> [Aim] Answer with one number: how many lines hold "được".

· · ·

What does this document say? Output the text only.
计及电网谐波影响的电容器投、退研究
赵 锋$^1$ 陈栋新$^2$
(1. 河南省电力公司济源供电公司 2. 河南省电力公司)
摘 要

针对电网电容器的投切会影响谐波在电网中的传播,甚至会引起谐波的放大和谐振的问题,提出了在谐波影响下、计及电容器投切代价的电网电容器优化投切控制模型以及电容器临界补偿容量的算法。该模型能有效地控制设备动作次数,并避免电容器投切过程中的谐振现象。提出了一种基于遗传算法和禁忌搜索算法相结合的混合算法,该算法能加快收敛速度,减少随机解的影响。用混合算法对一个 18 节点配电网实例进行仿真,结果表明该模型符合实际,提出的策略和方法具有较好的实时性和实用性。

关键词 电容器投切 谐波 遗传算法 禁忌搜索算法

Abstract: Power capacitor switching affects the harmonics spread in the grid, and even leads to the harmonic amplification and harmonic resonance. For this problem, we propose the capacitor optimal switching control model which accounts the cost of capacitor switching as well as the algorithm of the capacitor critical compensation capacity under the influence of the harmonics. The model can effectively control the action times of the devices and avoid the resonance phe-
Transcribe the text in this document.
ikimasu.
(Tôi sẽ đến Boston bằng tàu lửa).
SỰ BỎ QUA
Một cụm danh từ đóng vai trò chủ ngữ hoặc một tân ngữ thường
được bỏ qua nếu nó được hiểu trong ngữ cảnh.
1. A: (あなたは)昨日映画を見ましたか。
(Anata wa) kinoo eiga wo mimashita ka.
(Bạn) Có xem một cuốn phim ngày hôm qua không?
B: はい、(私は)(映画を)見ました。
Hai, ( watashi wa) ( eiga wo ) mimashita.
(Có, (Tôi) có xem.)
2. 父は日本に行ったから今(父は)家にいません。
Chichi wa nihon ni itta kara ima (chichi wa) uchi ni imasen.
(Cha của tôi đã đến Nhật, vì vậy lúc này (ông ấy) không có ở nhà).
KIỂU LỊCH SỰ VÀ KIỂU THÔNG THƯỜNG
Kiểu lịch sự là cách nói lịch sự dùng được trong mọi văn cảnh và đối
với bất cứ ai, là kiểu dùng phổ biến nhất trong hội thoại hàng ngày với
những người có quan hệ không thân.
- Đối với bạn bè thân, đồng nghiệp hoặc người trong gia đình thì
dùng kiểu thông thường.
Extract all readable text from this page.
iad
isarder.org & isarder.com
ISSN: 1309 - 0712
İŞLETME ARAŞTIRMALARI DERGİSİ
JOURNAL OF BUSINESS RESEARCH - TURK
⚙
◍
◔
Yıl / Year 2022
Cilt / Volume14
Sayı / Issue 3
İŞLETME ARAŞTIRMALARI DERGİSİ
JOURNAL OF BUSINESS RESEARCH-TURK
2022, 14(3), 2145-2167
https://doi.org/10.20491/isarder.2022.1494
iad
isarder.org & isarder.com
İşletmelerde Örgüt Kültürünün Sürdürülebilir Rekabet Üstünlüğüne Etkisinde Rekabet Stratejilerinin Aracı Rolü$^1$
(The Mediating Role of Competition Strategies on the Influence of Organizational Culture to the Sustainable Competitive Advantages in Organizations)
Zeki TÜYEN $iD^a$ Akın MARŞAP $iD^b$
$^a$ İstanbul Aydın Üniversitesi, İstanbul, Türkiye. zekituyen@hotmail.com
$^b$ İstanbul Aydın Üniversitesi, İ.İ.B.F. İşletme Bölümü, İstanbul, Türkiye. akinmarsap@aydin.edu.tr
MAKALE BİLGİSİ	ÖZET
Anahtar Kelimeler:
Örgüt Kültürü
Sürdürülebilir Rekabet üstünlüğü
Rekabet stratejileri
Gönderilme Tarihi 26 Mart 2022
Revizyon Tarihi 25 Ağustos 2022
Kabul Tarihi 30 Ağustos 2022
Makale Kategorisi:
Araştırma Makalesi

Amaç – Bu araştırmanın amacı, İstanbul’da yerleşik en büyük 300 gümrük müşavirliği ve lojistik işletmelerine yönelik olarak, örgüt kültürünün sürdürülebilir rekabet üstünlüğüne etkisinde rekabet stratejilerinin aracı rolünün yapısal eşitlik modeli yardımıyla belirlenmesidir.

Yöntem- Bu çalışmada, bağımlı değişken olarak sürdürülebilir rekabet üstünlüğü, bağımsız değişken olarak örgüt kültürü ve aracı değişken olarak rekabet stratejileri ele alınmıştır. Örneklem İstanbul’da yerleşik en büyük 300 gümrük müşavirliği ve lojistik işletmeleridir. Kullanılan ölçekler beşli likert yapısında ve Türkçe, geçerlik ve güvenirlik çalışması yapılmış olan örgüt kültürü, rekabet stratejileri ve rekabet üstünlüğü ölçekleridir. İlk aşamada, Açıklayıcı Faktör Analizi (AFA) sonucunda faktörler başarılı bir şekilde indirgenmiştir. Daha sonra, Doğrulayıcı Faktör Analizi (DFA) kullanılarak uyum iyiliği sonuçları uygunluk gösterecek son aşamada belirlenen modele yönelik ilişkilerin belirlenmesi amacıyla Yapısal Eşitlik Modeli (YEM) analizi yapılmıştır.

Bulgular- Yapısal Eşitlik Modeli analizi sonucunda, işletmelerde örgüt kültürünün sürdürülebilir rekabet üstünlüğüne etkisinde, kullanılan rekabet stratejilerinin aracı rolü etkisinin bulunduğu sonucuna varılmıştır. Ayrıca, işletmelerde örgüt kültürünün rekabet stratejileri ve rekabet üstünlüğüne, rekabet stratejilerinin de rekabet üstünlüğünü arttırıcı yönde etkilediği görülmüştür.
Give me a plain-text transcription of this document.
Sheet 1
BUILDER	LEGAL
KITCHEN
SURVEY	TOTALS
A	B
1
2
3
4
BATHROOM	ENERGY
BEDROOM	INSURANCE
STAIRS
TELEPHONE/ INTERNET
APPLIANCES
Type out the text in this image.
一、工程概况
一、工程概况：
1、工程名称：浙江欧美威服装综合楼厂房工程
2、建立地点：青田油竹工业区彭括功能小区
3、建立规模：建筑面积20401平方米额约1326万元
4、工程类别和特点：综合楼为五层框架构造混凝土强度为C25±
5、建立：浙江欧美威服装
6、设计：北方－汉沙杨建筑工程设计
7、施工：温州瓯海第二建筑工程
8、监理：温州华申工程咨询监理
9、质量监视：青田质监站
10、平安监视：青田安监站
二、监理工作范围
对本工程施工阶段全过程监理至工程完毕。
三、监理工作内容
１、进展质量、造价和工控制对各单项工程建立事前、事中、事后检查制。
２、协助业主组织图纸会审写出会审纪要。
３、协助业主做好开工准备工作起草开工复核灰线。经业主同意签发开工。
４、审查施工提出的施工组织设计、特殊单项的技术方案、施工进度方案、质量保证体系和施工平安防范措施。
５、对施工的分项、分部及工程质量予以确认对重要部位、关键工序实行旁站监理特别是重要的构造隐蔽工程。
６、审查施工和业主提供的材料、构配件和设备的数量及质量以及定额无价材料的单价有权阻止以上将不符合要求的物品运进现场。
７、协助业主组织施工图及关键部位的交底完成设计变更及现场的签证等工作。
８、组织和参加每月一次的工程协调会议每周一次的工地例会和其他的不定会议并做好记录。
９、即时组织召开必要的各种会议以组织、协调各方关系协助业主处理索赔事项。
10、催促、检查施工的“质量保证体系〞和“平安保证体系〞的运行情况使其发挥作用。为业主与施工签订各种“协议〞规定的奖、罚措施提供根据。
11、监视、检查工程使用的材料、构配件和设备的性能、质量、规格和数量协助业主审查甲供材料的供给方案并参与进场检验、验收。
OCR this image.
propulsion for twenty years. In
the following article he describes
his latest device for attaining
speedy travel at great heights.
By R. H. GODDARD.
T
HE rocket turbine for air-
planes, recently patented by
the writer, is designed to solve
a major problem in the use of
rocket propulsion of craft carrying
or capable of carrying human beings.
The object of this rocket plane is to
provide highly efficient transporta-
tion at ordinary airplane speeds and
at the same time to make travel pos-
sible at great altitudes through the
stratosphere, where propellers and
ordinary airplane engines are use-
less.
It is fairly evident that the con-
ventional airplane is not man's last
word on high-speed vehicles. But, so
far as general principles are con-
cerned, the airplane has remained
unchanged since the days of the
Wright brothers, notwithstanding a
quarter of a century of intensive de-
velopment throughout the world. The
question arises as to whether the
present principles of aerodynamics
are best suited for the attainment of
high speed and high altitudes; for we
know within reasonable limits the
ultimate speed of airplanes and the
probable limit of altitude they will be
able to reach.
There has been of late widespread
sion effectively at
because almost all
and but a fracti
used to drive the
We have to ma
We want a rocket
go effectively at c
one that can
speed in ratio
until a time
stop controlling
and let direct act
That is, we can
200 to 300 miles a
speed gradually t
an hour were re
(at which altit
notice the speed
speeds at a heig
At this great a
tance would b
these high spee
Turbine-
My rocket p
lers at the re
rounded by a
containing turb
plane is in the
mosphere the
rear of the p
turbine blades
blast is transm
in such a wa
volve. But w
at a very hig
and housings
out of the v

· · ·

> [Answer for the task] 2